TASK DIRECTIONS: List every line in this data where the string "информационной" occurs.

DATA ROWS:
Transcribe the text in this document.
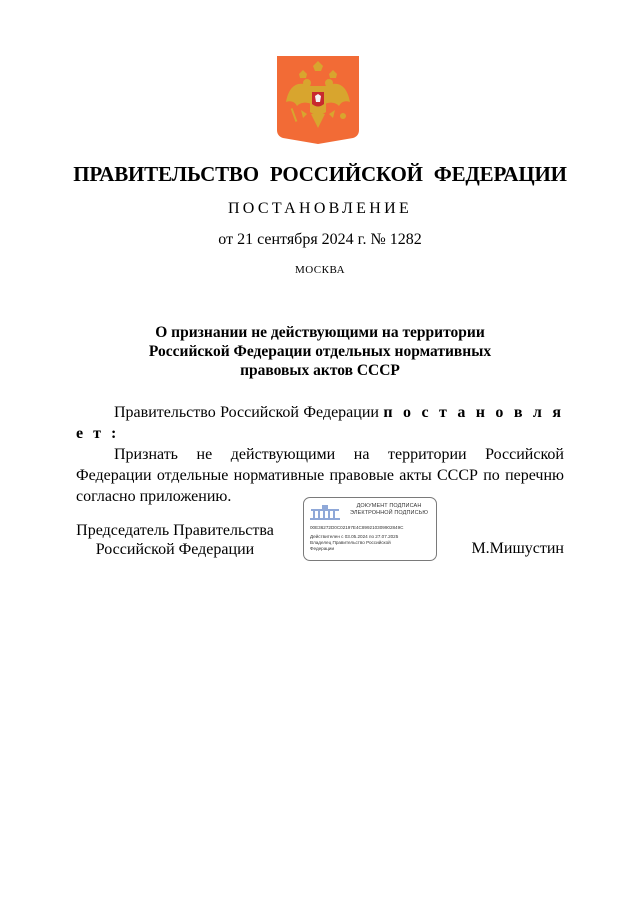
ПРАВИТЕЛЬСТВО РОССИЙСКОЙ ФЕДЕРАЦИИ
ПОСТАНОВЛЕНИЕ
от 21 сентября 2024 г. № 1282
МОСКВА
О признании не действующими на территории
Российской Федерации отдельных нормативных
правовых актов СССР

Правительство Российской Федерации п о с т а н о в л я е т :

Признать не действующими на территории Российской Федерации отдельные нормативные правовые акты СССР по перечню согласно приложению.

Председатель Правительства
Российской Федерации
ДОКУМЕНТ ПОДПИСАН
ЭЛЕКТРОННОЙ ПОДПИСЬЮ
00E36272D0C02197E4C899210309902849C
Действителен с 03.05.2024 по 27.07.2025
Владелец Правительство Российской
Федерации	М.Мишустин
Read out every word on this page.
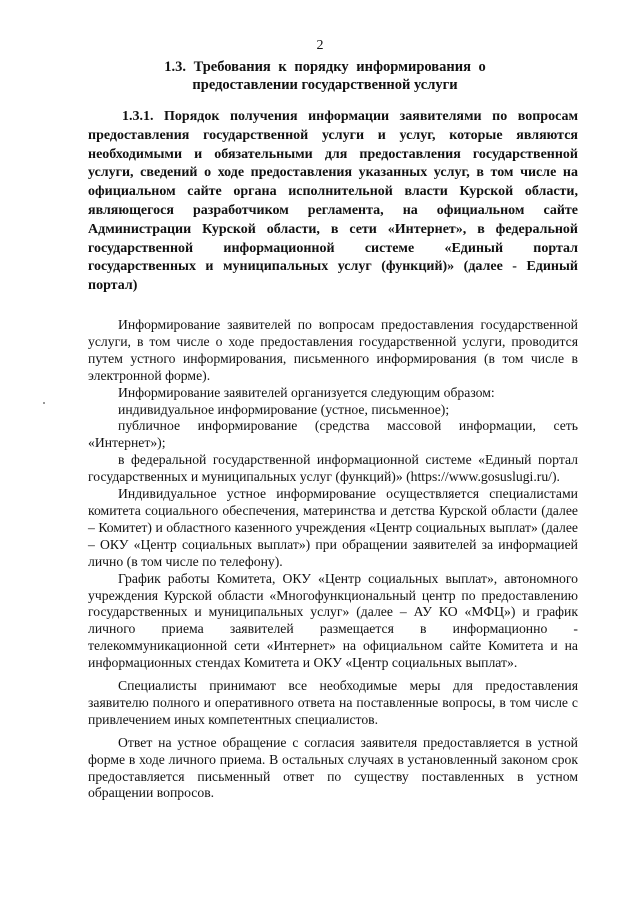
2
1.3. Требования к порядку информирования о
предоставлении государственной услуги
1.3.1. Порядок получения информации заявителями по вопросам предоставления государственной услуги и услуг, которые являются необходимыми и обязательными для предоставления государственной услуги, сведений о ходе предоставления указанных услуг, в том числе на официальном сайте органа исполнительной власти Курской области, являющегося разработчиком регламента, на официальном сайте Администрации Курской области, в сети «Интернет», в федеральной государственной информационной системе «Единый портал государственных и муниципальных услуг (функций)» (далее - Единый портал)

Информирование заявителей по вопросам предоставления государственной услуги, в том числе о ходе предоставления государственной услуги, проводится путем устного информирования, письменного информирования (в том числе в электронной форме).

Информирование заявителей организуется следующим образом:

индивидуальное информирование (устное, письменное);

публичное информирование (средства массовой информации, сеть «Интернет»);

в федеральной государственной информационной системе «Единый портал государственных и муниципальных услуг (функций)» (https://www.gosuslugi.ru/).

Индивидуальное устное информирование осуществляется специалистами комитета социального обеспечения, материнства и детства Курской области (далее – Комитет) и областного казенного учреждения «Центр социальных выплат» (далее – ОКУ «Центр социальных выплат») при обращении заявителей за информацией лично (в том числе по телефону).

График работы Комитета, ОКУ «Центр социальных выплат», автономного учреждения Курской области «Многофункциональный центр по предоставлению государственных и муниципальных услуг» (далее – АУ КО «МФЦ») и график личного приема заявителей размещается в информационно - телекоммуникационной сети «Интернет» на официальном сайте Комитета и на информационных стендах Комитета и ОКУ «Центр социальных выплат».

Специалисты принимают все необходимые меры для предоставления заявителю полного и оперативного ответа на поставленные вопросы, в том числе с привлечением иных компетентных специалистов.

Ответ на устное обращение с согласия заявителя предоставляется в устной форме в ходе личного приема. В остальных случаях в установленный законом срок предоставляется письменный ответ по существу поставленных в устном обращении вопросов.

---

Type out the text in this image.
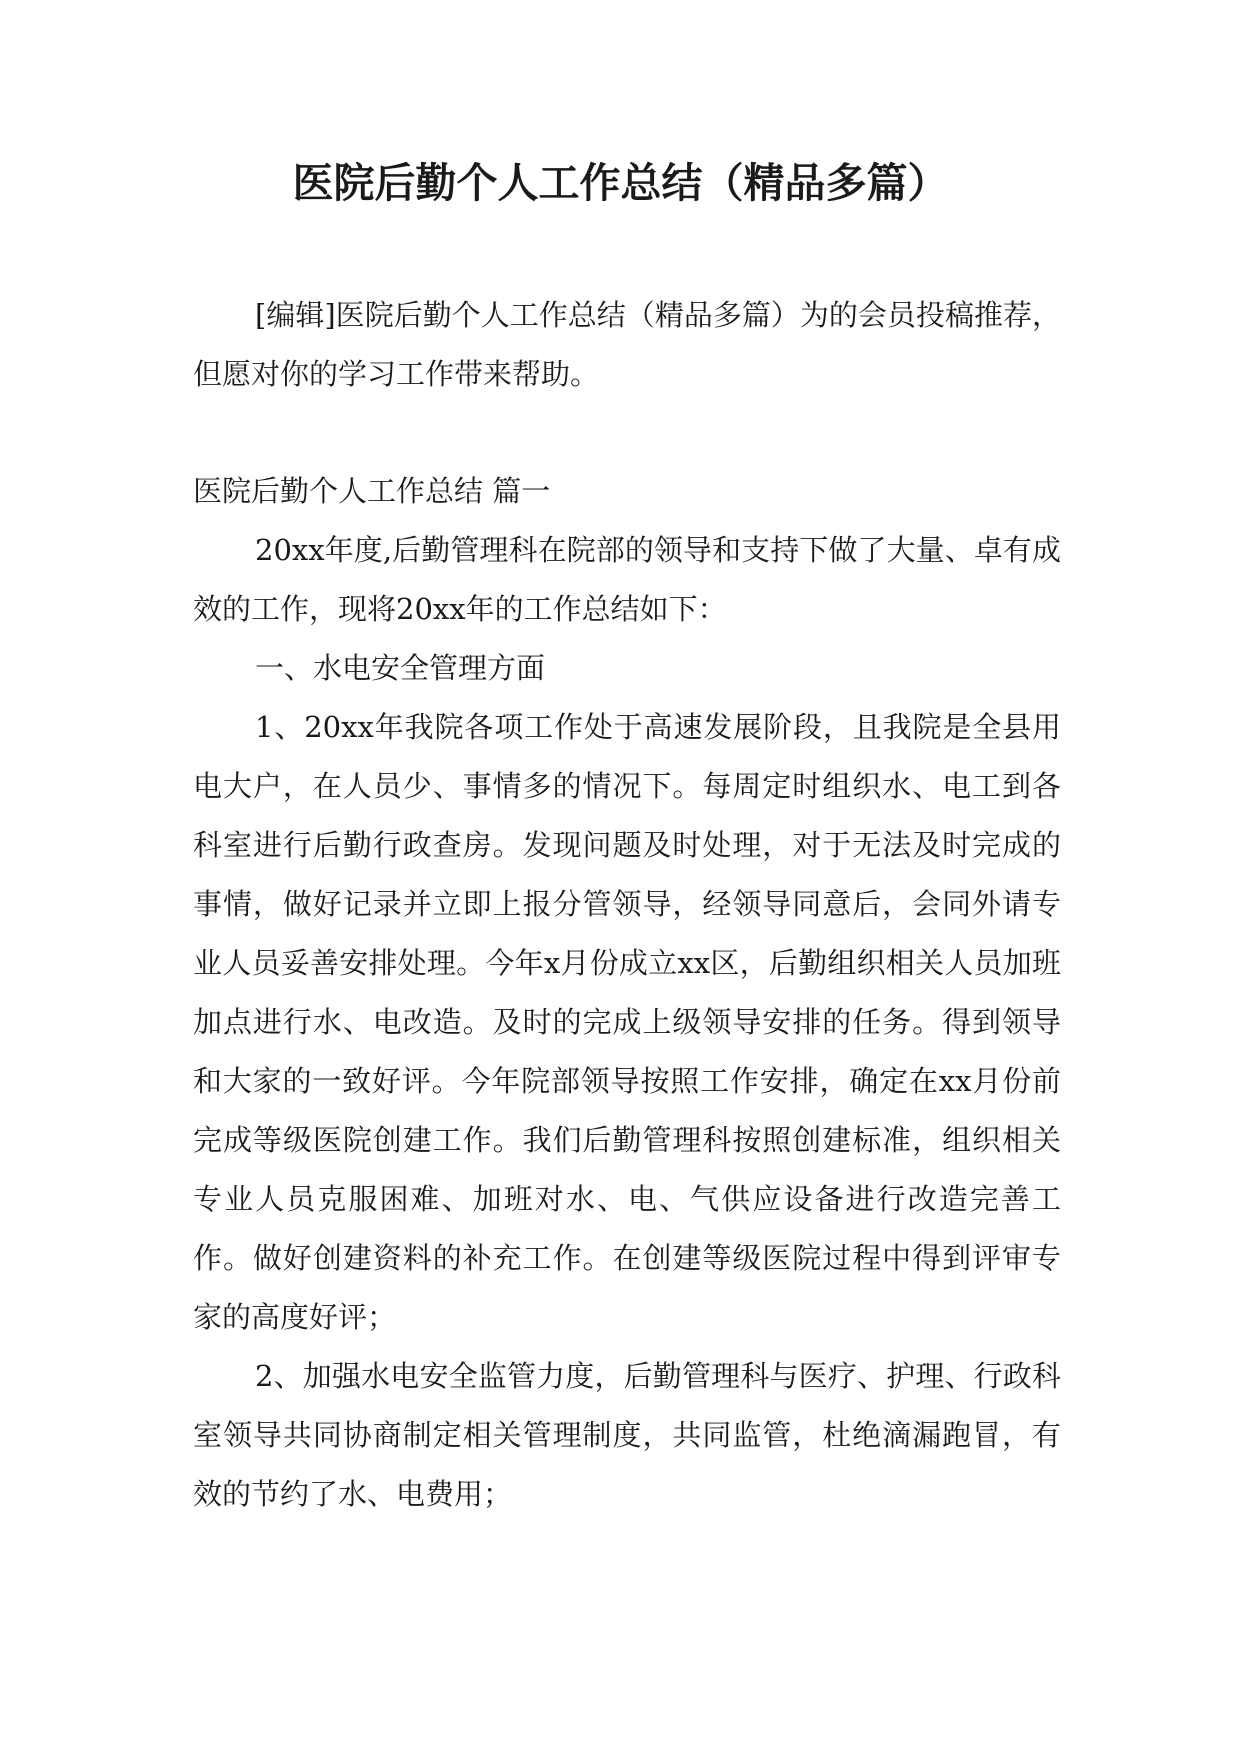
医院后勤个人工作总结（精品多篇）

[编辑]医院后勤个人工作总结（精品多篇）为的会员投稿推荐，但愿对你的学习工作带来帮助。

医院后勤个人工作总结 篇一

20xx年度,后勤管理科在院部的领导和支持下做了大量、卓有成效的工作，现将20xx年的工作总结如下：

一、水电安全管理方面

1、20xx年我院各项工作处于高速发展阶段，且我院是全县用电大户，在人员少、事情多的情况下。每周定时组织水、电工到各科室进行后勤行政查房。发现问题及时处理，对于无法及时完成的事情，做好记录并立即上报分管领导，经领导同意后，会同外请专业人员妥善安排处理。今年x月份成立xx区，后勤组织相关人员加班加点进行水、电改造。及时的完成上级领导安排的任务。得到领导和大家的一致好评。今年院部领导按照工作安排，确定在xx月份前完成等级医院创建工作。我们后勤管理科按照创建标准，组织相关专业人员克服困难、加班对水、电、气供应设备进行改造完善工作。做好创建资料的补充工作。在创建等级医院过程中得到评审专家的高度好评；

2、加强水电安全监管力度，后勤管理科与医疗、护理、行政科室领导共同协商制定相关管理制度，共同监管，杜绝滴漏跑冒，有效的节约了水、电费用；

--

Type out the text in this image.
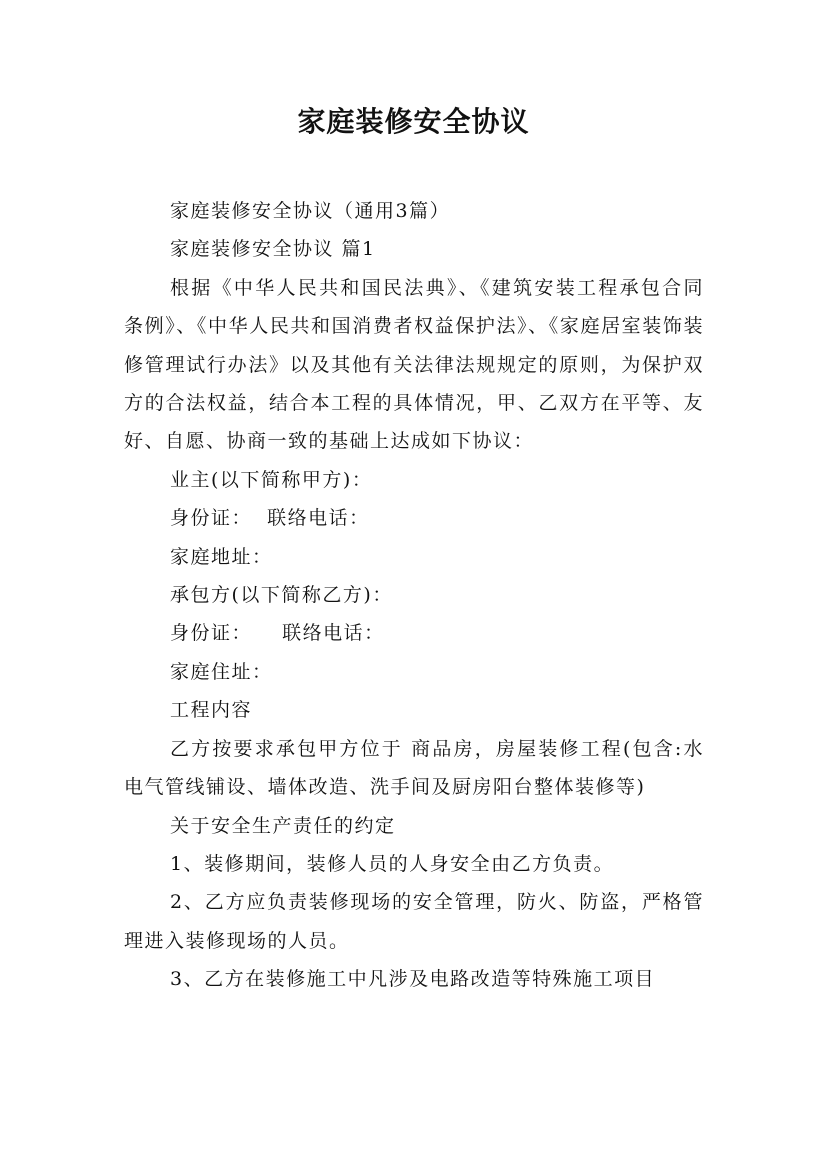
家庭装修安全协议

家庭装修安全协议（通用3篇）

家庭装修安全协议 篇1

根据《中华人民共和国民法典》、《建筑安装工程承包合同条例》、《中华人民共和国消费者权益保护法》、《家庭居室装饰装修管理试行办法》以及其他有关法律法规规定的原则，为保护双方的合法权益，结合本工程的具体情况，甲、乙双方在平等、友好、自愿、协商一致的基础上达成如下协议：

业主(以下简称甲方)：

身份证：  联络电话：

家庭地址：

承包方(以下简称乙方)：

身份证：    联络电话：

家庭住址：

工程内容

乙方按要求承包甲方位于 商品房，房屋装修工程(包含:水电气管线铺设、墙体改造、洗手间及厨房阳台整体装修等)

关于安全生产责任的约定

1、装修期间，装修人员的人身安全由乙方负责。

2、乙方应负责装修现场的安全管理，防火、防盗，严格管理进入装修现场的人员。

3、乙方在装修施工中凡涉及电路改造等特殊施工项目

RESPONSE TO THE EXERCISE:
1.3.1. Порядок получения информации заявителями по вопросам предоставления государственной услуги и услуг, которые являются необходимыми и обязательными для предоставления государственной услуги, сведений о ходе предоставления указанных услуг, в том числе на официальном сайте органа исполнительной власти Курской области, являющегося разработчиком регламента, на официальном сайте Администрации Курской области, в сети «Интернет», в федеральной государственной информационной системе «Единый портал государственных и муниципальных услуг (функций)» (далее - Единый портал)
в федеральной государственной информационной системе «Единый портал государственных и муниципальных услуг (функций)» (https://www.gosuslugi.ru/).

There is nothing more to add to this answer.